─── INPUT DATA ───

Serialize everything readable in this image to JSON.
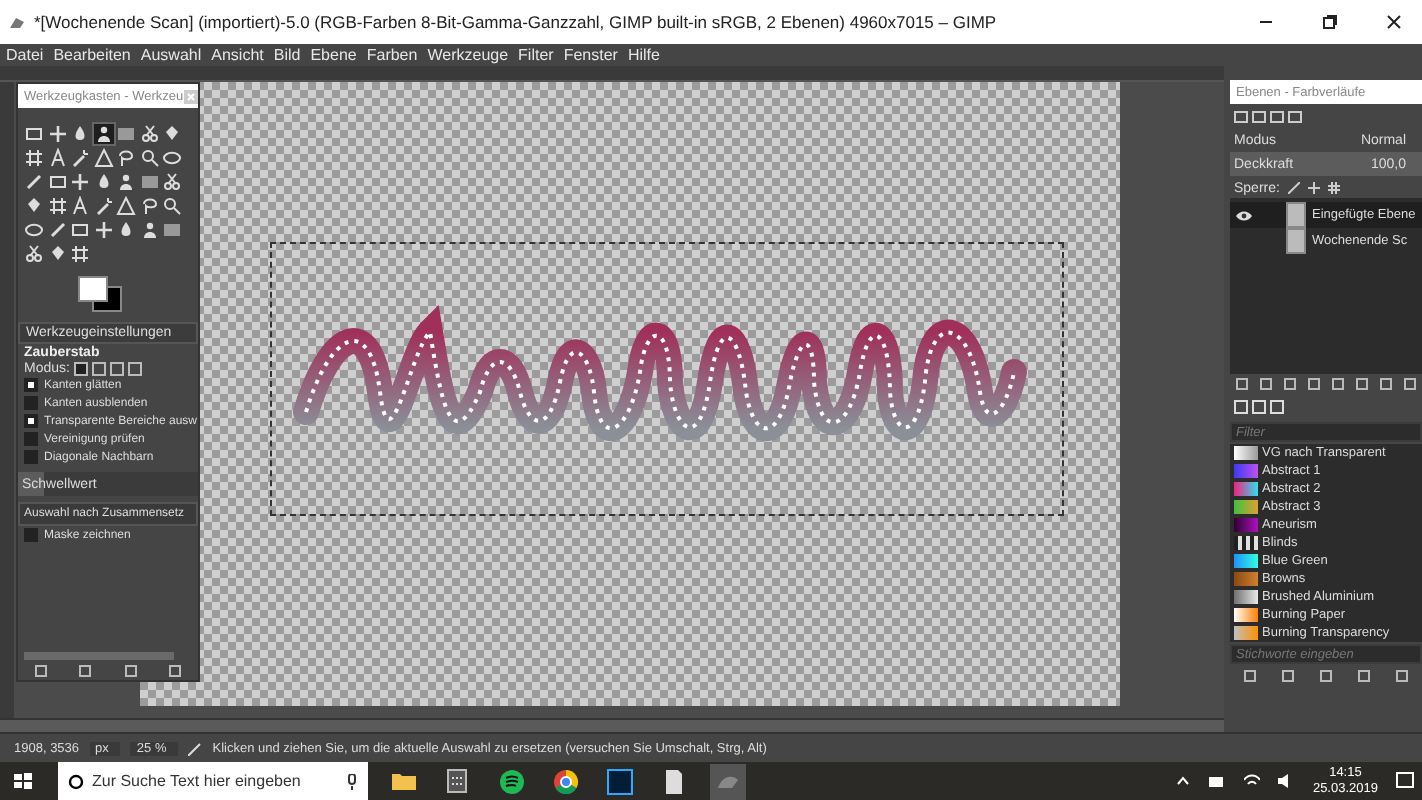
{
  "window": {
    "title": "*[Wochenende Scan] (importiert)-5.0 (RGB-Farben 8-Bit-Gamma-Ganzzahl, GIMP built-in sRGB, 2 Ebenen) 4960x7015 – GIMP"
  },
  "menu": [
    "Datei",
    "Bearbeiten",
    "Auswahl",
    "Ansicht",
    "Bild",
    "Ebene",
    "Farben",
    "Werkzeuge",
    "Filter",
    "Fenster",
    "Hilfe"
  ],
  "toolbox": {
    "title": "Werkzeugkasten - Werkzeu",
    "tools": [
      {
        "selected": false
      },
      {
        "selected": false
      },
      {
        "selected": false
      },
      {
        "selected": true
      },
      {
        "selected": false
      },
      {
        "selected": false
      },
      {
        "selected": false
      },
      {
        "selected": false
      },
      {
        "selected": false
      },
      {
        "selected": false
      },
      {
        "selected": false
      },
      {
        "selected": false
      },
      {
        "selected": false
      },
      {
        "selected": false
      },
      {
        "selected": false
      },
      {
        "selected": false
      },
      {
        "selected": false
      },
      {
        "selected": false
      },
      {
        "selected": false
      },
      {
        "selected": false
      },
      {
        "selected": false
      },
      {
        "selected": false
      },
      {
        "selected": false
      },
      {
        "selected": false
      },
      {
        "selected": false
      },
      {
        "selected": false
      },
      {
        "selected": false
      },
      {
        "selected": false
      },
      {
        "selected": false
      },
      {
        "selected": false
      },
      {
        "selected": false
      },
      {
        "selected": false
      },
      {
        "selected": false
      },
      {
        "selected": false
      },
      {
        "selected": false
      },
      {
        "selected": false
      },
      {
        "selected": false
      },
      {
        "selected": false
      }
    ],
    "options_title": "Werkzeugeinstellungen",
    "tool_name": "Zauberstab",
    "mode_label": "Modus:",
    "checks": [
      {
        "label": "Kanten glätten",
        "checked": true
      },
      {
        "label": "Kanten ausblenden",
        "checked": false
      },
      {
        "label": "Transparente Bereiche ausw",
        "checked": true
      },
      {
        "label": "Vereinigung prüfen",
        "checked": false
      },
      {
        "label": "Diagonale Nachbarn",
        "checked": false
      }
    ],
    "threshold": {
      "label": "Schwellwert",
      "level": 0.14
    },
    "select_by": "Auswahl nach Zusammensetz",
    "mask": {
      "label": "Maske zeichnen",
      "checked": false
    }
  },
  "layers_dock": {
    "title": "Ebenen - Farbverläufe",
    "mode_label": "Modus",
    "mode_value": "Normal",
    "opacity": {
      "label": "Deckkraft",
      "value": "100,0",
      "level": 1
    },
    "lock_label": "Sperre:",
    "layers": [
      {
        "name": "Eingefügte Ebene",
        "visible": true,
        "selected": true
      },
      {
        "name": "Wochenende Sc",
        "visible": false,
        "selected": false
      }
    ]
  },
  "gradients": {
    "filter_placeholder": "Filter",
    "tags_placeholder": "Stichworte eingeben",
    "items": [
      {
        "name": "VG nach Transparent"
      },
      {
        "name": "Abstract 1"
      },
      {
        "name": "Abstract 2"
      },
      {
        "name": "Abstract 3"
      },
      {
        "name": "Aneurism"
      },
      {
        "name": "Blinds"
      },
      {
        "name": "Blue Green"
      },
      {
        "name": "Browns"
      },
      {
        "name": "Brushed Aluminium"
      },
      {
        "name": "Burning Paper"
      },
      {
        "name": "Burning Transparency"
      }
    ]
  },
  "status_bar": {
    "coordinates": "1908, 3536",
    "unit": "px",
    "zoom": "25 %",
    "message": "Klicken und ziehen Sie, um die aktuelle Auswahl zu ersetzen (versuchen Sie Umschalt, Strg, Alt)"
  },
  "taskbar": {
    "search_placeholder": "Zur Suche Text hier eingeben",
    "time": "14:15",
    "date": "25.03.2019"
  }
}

───
─── INPUT DATA ───

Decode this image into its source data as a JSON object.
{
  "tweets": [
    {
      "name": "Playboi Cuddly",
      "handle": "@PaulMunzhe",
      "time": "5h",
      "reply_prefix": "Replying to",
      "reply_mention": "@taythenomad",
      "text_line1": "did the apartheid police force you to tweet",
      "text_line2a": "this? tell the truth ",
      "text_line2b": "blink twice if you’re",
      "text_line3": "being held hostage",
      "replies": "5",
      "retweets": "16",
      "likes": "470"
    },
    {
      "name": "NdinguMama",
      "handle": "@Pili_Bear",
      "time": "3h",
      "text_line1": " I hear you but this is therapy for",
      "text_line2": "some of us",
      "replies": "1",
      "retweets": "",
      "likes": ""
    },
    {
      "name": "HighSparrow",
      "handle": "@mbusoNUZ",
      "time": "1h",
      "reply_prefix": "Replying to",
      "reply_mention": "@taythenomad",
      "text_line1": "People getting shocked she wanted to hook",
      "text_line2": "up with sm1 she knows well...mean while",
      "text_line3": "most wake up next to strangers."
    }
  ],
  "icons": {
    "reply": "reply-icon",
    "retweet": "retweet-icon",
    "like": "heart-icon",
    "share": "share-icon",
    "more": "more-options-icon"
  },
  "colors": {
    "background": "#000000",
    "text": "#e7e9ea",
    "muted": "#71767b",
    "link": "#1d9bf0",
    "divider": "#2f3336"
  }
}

───

**WORK TO DO**
Copy out every line of the listing that includes the string "handle".

**FULL SOLUTION**
      "handle": "@PaulMunzhe",
      "handle": "@Pili_Bear",
      "handle": "@mbusoNUZ",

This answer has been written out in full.